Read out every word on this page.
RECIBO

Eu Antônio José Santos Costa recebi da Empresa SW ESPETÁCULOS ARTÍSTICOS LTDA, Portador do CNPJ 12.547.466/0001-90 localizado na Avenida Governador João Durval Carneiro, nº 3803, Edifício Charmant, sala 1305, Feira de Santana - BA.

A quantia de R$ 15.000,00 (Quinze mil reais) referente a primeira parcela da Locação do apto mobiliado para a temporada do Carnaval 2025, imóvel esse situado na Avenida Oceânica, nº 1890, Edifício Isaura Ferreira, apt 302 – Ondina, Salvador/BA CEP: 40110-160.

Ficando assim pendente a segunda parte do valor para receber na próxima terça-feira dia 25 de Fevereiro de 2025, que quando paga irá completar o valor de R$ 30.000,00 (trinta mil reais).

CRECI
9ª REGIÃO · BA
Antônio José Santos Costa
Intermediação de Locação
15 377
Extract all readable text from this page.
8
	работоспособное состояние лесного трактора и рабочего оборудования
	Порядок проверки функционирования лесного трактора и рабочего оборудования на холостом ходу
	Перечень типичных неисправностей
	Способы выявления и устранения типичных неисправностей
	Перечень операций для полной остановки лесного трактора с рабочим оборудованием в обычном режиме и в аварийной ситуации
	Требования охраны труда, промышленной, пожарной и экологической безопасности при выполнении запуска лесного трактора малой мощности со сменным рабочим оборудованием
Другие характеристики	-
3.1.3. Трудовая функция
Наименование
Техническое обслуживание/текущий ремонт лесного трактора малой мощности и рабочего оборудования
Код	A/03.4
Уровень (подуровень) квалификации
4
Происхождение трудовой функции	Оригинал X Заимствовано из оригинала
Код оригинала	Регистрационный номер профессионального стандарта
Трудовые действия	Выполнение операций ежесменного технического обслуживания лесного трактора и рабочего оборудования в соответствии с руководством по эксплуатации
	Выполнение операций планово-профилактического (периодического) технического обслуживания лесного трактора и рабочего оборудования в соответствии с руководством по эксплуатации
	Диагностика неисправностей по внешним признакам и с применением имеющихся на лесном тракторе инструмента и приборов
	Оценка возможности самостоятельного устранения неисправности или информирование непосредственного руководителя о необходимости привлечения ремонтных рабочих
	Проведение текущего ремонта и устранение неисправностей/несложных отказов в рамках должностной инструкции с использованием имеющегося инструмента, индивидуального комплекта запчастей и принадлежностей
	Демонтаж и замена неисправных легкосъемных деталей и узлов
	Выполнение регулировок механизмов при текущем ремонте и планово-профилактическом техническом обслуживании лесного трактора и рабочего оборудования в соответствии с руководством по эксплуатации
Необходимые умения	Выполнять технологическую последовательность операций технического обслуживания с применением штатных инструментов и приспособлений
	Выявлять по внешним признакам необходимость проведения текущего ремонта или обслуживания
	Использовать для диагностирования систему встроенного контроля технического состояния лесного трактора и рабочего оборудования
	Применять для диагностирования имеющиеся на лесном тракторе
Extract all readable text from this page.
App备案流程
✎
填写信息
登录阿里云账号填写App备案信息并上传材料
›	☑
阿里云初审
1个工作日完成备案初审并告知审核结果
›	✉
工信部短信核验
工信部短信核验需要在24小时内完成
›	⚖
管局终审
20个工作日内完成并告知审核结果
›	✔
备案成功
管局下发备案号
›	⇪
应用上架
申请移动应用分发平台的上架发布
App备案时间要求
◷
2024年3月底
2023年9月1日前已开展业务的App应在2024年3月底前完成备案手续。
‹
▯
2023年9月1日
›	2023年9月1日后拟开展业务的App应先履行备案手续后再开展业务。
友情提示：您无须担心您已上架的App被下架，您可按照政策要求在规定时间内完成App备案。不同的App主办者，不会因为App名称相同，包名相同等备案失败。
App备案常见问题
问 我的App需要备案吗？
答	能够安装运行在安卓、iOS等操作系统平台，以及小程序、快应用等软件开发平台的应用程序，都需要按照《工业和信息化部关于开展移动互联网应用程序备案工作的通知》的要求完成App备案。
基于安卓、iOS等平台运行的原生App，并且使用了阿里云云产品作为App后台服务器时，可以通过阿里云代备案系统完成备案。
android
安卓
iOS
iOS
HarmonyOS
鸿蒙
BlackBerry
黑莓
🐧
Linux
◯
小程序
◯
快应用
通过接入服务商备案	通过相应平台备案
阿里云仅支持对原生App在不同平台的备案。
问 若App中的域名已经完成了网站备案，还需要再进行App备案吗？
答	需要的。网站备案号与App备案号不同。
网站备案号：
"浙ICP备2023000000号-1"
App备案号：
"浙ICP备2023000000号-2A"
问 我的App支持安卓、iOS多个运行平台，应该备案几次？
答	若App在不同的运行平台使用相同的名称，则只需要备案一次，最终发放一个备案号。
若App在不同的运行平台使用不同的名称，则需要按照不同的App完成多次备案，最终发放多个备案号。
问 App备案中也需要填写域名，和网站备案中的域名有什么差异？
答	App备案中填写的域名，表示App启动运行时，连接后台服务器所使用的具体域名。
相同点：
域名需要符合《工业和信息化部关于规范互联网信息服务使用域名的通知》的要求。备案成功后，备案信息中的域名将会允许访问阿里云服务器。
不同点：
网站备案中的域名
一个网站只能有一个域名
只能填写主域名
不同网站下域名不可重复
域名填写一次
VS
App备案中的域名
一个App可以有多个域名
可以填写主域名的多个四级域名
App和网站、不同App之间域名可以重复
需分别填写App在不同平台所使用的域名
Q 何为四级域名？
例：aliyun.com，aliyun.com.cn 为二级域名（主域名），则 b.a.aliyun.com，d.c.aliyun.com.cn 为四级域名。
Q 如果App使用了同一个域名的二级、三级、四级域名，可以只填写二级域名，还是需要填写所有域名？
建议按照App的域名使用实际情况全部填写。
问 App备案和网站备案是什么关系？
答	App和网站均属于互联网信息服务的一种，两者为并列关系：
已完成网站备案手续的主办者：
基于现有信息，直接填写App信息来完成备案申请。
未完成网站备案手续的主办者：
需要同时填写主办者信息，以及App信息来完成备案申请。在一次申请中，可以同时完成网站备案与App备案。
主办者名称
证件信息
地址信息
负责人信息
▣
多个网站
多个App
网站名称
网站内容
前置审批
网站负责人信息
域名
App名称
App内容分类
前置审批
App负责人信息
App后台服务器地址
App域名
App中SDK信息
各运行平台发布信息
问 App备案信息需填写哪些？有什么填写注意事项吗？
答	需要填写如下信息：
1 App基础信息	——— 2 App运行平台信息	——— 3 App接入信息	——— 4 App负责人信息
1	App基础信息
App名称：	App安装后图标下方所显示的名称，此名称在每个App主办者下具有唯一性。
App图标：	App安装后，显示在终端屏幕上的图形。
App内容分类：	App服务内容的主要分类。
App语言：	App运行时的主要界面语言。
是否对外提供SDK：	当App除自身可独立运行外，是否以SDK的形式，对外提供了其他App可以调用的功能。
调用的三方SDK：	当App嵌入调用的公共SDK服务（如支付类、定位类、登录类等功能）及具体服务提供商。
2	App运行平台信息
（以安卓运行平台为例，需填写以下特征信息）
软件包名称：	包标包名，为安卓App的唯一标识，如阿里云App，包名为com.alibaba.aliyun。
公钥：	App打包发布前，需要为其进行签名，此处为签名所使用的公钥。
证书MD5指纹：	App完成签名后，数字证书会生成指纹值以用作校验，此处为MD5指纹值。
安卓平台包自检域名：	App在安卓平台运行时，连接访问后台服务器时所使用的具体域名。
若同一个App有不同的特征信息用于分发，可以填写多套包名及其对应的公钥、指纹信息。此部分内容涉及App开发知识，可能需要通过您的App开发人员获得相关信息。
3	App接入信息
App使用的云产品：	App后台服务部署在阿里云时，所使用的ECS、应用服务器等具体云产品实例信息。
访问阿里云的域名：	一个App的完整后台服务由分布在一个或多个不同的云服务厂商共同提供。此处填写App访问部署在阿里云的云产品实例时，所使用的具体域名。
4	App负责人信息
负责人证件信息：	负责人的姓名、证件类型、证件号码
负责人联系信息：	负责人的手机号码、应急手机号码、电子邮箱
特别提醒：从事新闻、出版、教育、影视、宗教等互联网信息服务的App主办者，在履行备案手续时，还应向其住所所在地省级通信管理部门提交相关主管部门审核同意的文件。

━━━━━━━━━━━━━━━━

▶ **Given task**
Pull out all lines containing "ремонта".

▶ **Answer for this exercise**
	Проведение текущего ремонта и устранение неисправностей/несложных отказов в рамках должностной инструкции с использованием имеющегося инструмента, индивидуального комплекта запчастей и принадлежностей
	Выявлять по внешним признакам необходимость проведения текущего ремонта или обслуживания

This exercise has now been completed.